*YOUR GOAL*
Repeat every entry word for word; omit all pictures.

Segment Open

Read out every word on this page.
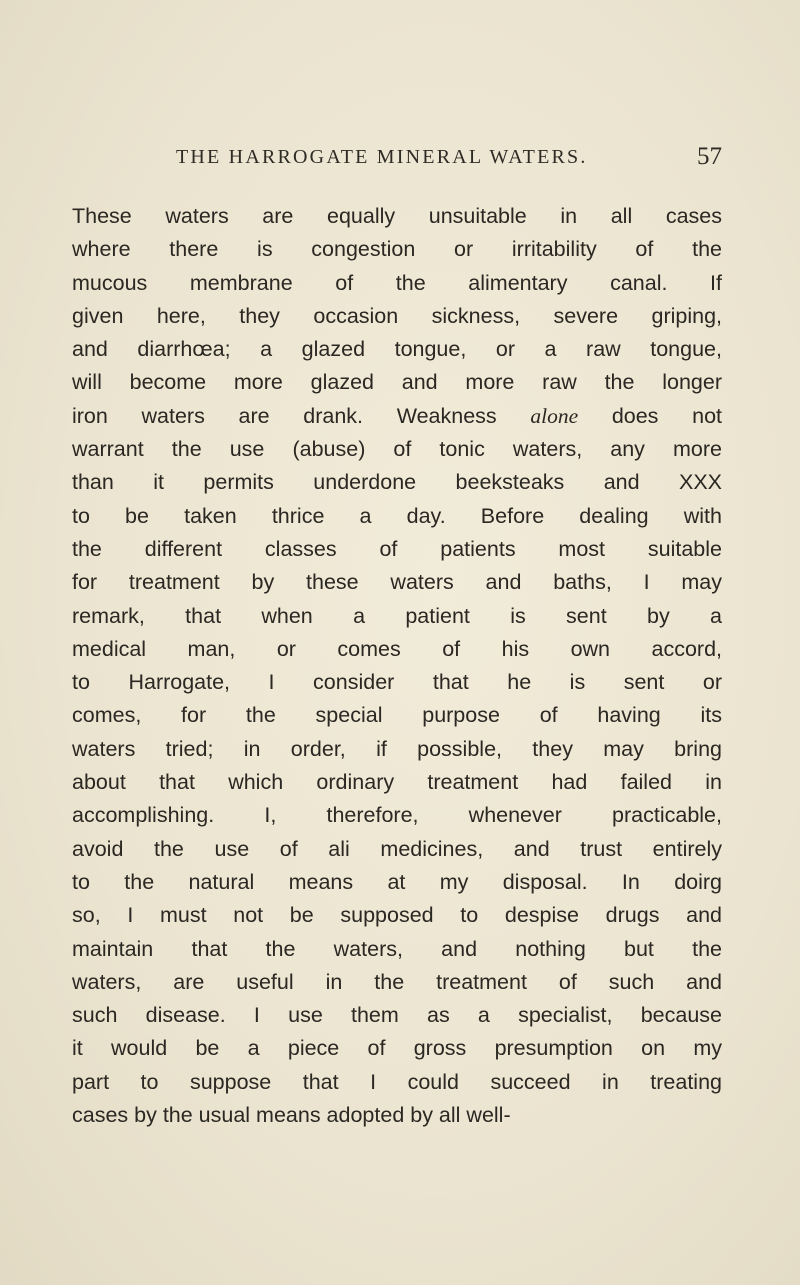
THE HARROGATE MINERAL WATERS.	57
These waters are equally unsuitable in all cases
where there is congestion or irritability of the
mucous membrane of the alimentary canal. If
given here, they occasion sickness, severe griping,
and diarrhœa; a glazed tongue, or a raw tongue,
will become more glazed and more raw the longer
iron waters are drank. Weakness alone does not
warrant the use (abuse) of tonic waters, any more
than it permits underdone beeksteaks and XXX
to be taken thrice a day. Before dealing with
the different classes of patients most suitable
for treatment by these waters and baths, I may
remark, that when a patient is sent by a
medical man, or comes of his own accord,
to Harrogate, I consider that he is sent or
comes, for the special purpose of having its
waters tried; in order, if possible, they may bring
about that which ordinary treatment had failed in
accomplishing. I, therefore, whenever practicable,
avoid the use of ali medicines, and trust entirely
to the natural means at my disposal. In doirg
so, I must not be supposed to despise drugs and
maintain that the waters, and nothing but the
waters, are useful in the treatment of such and
such disease. I use them as a specialist, because
it would be a piece of gross presumption on my
part to suppose that I could succeed in treating
cases by the usual means adopted by all well-
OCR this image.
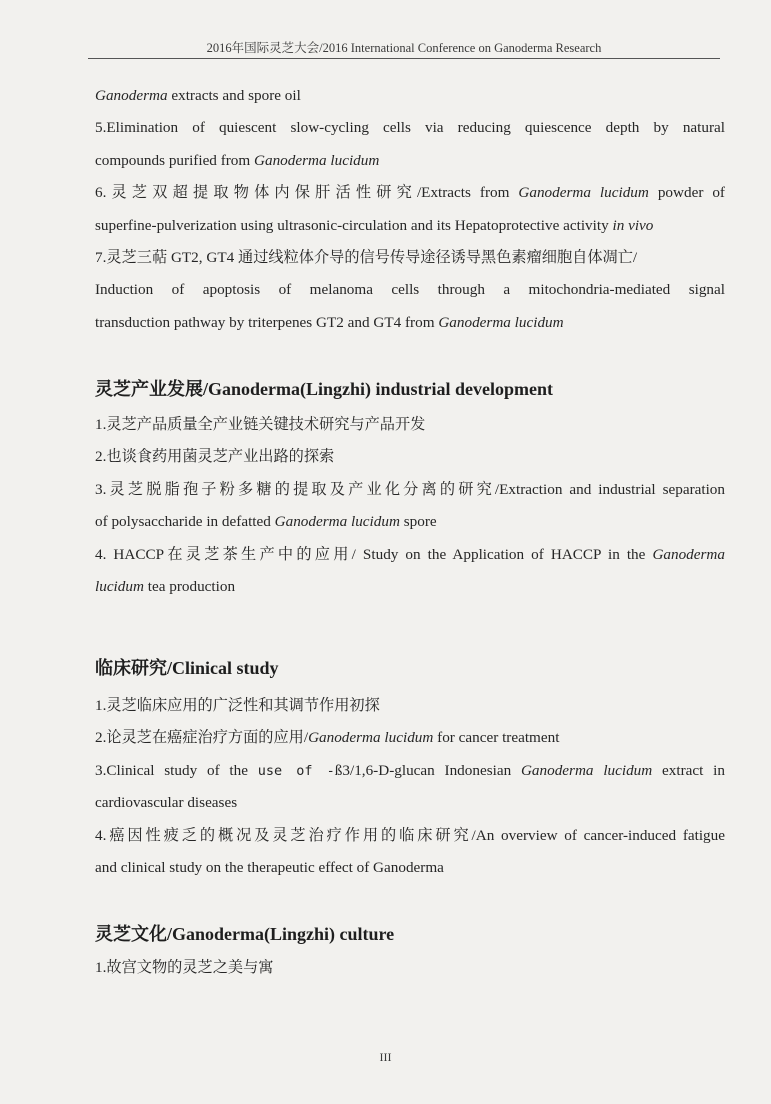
2016年国际灵芝大会/2016 International Conference on Ganoderma Research
Ganoderma extracts and spore oil
5.Elimination of quiescent slow-cycling cells via reducing quiescence depth by natural
compounds purified from Ganoderma lucidum
6.灵芝双超提取物体内保肝活性研究/Extracts from Ganoderma lucidum powder of
superfine-pulverization using ultrasonic-circulation and its Hepatoprotective activity in vivo
7.灵芝三萜 GT2, GT4 通过线粒体介导的信号传导途径诱导黑色素瘤细胞自体凋亡/
Induction of apoptosis of melanoma cells through a mitochondria-mediated signal
transduction pathway by triterpenes GT2 and GT4 from Ganoderma lucidum
灵芝产业发展/Ganoderma(Lingzhi) industrial development
1.灵芝产品质量全产业链关键技术研究与产品开发
2.也谈食药用菌灵芝产业出路的探索
3.灵芝脱脂孢子粉多糖的提取及产业化分离的研究/Extraction and industrial separation
of polysaccharide in defatted Ganoderma lucidum spore
4. HACCP在灵芝茶生产中的应用/ Study on the Application of HACCP in the Ganoderma
lucidum tea production
临床研究/Clinical study
1.灵芝临床应用的广泛性和其调节作用初探
2.论灵芝在癌症治疗方面的应用/Ganoderma lucidum for cancer treatment
3.Clinical study of the use of -ß3/1,6-D-glucan Indonesian Ganoderma lucidum extract in
cardiovascular diseases
4.癌因性疲乏的概况及灵芝治疗作用的临床研究/An overview of cancer-induced fatigue
and clinical study on the therapeutic effect of Ganoderma
灵芝文化/Ganoderma(Lingzhi) culture
1.故宫文物的灵芝之美与寓
III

Segment Closed

*SOLUTION TO THE PROBLEM*
Read out every word on this page.
THE HARROGATE MINERAL WATERS.	57
These waters are equally unsuitable in all cases
where there is congestion or irritability of the
mucous membrane of the alimentary canal. If
given here, they occasion sickness, severe griping,
and diarrhœa; a glazed tongue, or a raw tongue,
will become more glazed and more raw the longer
iron waters are drank. Weakness alone does not
warrant the use (abuse) of tonic waters, any more
than it permits underdone beeksteaks and XXX
to be taken thrice a day. Before dealing with
the different classes of patients most suitable
for treatment by these waters and baths, I may
remark, that when a patient is sent by a
medical man, or comes of his own accord,
to Harrogate, I consider that he is sent or
comes, for the special purpose of having its
waters tried; in order, if possible, they may bring
about that which ordinary treatment had failed in
accomplishing. I, therefore, whenever practicable,
avoid the use of ali medicines, and trust entirely
to the natural means at my disposal. In doirg
so, I must not be supposed to despise drugs and
maintain that the waters, and nothing but the
waters, are useful in the treatment of such and
such disease. I use them as a specialist, because
it would be a piece of gross presumption on my
part to suppose that I could succeed in treating
cases by the usual means adopted by all well-
OCR this image.
2016年国际灵芝大会/2016 International Conference on Ganoderma Research
Ganoderma extracts and spore oil
5.Elimination of quiescent slow-cycling cells via reducing quiescence depth by natural
compounds purified from Ganoderma lucidum
6.灵芝双超提取物体内保肝活性研究/Extracts from Ganoderma lucidum powder of
superfine-pulverization using ultrasonic-circulation and its Hepatoprotective activity in vivo
7.灵芝三萜 GT2, GT4 通过线粒体介导的信号传导途径诱导黑色素瘤细胞自体凋亡/
Induction of apoptosis of melanoma cells through a mitochondria-mediated signal
transduction pathway by triterpenes GT2 and GT4 from Ganoderma lucidum
灵芝产业发展/Ganoderma(Lingzhi) industrial development
1.灵芝产品质量全产业链关键技术研究与产品开发
2.也谈食药用菌灵芝产业出路的探索
3.灵芝脱脂孢子粉多糖的提取及产业化分离的研究/Extraction and industrial separation
of polysaccharide in defatted Ganoderma lucidum spore
4. HACCP在灵芝茶生产中的应用/ Study on the Application of HACCP in the Ganoderma
lucidum tea production
临床研究/Clinical study
1.灵芝临床应用的广泛性和其调节作用初探
2.论灵芝在癌症治疗方面的应用/Ganoderma lucidum for cancer treatment
3.Clinical study of the use of -ß3/1,6-D-glucan Indonesian Ganoderma lucidum extract in
cardiovascular diseases
4.癌因性疲乏的概况及灵芝治疗作用的临床研究/An overview of cancer-induced fatigue
and clinical study on the therapeutic effect of Ganoderma
灵芝文化/Ganoderma(Lingzhi) culture
1.故宫文物的灵芝之美与寓
III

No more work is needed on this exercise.